● **Work to do**: Read the records and gather each line that includes "marker".

● **Task inputs**:
____________

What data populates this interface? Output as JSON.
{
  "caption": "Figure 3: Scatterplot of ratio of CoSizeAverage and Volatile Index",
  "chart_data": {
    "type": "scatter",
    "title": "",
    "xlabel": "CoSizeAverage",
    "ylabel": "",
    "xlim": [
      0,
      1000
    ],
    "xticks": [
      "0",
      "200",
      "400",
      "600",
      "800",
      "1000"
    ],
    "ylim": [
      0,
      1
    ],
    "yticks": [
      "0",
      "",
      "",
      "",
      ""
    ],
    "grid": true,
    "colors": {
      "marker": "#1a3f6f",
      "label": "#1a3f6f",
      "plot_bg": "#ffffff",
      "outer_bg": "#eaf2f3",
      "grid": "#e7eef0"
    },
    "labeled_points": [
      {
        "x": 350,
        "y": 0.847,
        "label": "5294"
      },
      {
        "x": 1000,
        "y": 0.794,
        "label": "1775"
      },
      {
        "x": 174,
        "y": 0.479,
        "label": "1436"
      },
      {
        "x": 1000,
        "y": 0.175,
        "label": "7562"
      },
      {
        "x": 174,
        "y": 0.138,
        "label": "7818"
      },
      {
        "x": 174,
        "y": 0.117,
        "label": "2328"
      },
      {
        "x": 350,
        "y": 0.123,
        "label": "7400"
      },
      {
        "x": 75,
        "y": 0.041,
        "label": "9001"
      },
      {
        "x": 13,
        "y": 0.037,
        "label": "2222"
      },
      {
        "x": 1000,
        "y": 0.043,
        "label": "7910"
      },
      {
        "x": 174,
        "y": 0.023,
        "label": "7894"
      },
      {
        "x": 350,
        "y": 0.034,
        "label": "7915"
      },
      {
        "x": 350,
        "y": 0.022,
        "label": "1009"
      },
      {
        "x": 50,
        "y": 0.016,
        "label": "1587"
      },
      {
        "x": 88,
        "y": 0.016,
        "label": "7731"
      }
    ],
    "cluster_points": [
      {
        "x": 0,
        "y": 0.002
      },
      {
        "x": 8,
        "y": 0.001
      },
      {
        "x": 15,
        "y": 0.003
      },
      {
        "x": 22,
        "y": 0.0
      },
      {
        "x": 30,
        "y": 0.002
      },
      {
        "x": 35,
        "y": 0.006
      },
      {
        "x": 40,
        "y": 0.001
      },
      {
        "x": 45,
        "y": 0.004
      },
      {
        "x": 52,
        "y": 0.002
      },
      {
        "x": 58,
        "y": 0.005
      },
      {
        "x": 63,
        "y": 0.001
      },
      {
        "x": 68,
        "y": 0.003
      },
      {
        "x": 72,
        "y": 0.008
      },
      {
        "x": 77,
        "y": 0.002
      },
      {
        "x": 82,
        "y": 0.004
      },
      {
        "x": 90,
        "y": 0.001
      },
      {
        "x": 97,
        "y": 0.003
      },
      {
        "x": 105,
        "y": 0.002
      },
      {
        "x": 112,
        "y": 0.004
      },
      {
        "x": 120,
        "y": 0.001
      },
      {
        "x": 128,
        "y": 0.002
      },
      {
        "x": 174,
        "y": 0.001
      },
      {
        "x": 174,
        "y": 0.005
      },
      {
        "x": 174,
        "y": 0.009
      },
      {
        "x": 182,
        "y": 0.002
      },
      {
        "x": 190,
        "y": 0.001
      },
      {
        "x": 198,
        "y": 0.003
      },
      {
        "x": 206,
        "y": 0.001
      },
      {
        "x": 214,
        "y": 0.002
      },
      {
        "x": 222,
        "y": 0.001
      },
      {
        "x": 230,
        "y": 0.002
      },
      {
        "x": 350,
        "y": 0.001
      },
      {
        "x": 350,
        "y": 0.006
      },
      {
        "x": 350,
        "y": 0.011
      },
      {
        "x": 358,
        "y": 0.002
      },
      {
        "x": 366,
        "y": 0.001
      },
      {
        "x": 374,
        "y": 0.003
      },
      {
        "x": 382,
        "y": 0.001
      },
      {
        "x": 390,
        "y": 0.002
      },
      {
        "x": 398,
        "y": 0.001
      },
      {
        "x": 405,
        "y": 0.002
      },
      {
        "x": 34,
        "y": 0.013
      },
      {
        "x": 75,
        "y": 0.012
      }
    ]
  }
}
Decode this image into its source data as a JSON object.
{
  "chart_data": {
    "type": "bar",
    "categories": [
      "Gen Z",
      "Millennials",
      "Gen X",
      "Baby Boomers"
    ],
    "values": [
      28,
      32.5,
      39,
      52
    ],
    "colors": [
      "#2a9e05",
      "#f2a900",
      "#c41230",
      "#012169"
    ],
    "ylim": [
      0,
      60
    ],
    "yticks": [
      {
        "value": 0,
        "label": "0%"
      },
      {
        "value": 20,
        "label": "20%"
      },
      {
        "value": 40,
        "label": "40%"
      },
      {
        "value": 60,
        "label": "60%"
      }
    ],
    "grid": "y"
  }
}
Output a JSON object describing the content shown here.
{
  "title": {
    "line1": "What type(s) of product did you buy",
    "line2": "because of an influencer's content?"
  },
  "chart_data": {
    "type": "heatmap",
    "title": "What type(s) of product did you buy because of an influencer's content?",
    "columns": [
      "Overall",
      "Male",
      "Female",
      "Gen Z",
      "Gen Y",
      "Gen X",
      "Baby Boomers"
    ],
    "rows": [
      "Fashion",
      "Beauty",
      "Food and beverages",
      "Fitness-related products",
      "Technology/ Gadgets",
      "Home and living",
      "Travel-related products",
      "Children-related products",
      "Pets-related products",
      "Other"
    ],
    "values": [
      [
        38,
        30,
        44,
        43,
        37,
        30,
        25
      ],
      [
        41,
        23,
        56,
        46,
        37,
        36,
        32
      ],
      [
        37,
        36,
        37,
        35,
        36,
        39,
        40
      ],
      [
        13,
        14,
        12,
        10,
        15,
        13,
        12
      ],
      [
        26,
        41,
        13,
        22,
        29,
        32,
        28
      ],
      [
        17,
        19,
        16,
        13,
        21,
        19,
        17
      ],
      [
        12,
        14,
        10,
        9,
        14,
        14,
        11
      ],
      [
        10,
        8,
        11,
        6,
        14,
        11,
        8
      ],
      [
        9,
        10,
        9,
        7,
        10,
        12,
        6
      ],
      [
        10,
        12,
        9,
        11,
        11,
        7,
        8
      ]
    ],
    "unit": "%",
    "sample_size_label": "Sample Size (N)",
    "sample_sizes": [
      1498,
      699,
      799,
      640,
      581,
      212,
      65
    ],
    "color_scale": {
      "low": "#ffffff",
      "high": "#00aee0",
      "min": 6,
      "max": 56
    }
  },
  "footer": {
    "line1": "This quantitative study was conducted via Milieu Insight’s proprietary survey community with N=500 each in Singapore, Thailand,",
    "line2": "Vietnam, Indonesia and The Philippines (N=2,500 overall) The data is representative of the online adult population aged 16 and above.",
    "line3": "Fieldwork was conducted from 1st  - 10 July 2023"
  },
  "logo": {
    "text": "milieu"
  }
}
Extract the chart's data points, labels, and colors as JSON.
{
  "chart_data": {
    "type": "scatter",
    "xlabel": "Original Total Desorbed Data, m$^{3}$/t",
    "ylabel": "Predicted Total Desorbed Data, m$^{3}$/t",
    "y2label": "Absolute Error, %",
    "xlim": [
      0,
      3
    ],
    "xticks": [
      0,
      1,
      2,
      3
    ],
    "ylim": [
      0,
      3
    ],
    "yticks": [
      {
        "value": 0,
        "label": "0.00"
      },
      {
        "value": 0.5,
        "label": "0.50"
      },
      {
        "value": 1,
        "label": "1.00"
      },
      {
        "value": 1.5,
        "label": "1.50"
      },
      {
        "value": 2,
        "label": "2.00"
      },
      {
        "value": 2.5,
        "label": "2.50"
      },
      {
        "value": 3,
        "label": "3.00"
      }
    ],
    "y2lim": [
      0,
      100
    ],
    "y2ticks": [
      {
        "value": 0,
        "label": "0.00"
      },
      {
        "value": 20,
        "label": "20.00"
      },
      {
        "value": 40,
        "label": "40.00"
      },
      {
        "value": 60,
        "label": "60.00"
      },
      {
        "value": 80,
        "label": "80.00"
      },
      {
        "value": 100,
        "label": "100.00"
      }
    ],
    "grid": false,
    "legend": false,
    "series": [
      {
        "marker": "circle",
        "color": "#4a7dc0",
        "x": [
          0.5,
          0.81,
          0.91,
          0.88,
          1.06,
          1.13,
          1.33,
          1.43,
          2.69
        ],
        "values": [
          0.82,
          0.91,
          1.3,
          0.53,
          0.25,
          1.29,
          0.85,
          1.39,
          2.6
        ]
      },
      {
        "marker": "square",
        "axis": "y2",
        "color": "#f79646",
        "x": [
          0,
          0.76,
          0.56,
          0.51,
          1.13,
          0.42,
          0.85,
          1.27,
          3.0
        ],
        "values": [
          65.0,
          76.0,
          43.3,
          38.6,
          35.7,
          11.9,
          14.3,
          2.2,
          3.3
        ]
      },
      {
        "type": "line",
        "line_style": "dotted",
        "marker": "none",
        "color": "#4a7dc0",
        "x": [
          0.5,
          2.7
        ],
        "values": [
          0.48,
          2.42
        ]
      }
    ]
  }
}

____________

● **Output of the task**:
      "marker": "#1a3f6f",
        "marker": "circle",
        "marker": "square",
        "marker": "none",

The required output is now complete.